(Problem requirements): Can you transcribe every entry word for word, skipping the images?

Data records
====

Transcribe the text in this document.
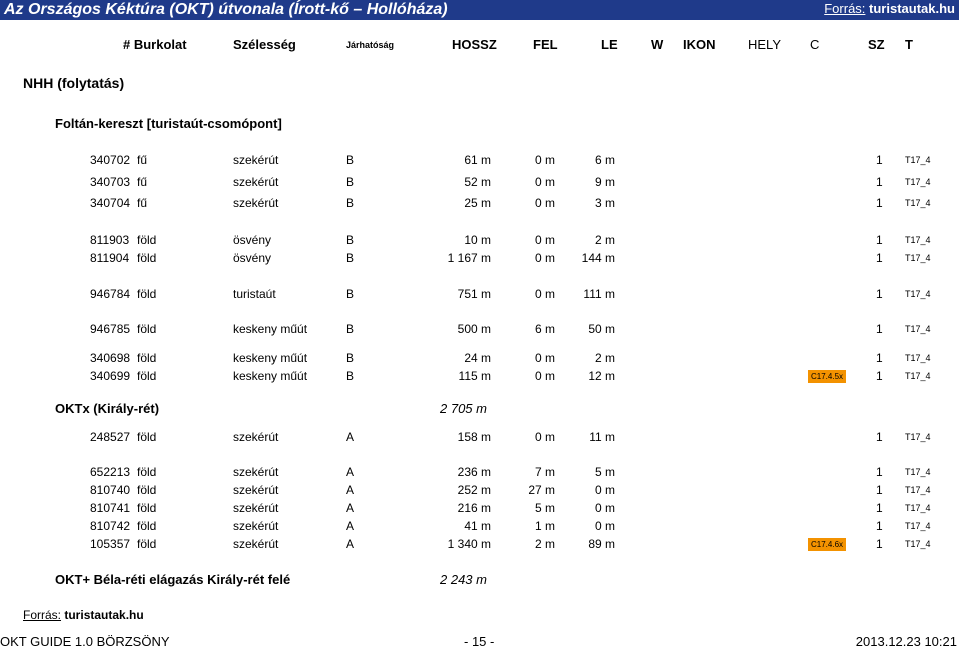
Az Országos Kéktúra (OKT) útvonala (Írott-kő – Hollóháza)	Forrás: turistautak.hu
# Burkolat	Szélesség	Járhatóság	HOSSZ	FEL	LE	W IKON	HELY C	SZ T
NHH (folytatás)
Foltán-kereszt [turistaút-csomópont]
OKTx (Király-rét)	2 705 m
OKT+ Béla-réti elágazás Király-rét felé	2 243 m
340702 fű	szekérút	B	61 m	0 m	6 m	1 T17_4
340703 fű	szekérút	B	52 m	0 m	9 m	1 T17_4
340704 fű	szekérút	B	25 m	0 m	3 m	1 T17_4
811903 föld	ösvény	B	10 m	0 m	2 m	1 T17_4
811904 föld	ösvény	B	1 167 m	0 m 144 m	1 T17_4
946784 föld	turistaút	B	751 m	0 m 111 m	1 T17_4
946785 föld	keskeny műút	B	500 m	6 m	50 m	1 T17_4
340698 föld	keskeny műút	B	24 m	0 m	2 m	1 T17_4
340699 föld	keskeny műút	B	115 m	0 m	12 m	C17.4.5x	1 T17_4
248527 föld	szekérút	A	158 m	0 m	11 m	1 T17_4
652213 föld	szekérút	A	236 m	7 m	5 m	1 T17_4
810740 föld	szekérút	A	252 m	27 m	0 m	1 T17_4
810741 föld	szekérút	A	216 m	5 m	0 m	1 T17_4
810742 föld	szekérút	A	41 m	1 m	0 m	1 T17_4
105357 föld	szekérút	A	1 340 m	2 m	89 m	C17.4.6x	1 T17_4
Forrás: turistautak.hu
OKT GUIDE 1.0 BÖRZSÖNY	- 15 -	2013.12.23 10:21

====

(Task response):
Transcribe the text in this document.
Az Országos Kéktúra (OKT) útvonala (Írott-kő – Hollóháza)	Forrás: turistautak.hu
# Burkolat	Szélesség	Járhatóság	HOSSZ	FEL	LE	W IKON	HELY C	SZ T
NHH (folytatás)
Foltán-kereszt [turistaút-csomópont]
OKTx (Király-rét)	2 705 m
OKT+ Béla-réti elágazás Király-rét felé	2 243 m
340702 fű	szekérút	B	61 m	0 m	6 m	1 T17_4
340703 fű	szekérút	B	52 m	0 m	9 m	1 T17_4
340704 fű	szekérút	B	25 m	0 m	3 m	1 T17_4
811903 föld	ösvény	B	10 m	0 m	2 m	1 T17_4
811904 föld	ösvény	B	1 167 m	0 m 144 m	1 T17_4
946784 föld	turistaút	B	751 m	0 m 111 m	1 T17_4
946785 föld	keskeny műút	B	500 m	6 m	50 m	1 T17_4
340698 föld	keskeny műút	B	24 m	0 m	2 m	1 T17_4
340699 föld	keskeny műút	B	115 m	0 m	12 m	C17.4.5x	1 T17_4
248527 föld	szekérút	A	158 m	0 m	11 m	1 T17_4
652213 föld	szekérút	A	236 m	7 m	5 m	1 T17_4
810740 föld	szekérút	A	252 m	27 m	0 m	1 T17_4
810741 föld	szekérút	A	216 m	5 m	0 m	1 T17_4
810742 föld	szekérút	A	41 m	1 m	0 m	1 T17_4
105357 föld	szekérút	A	1 340 m	2 m	89 m	C17.4.6x	1 T17_4
Forrás: turistautak.hu
OKT GUIDE 1.0 BÖRZSÖNY	- 15 -	2013.12.23 10:21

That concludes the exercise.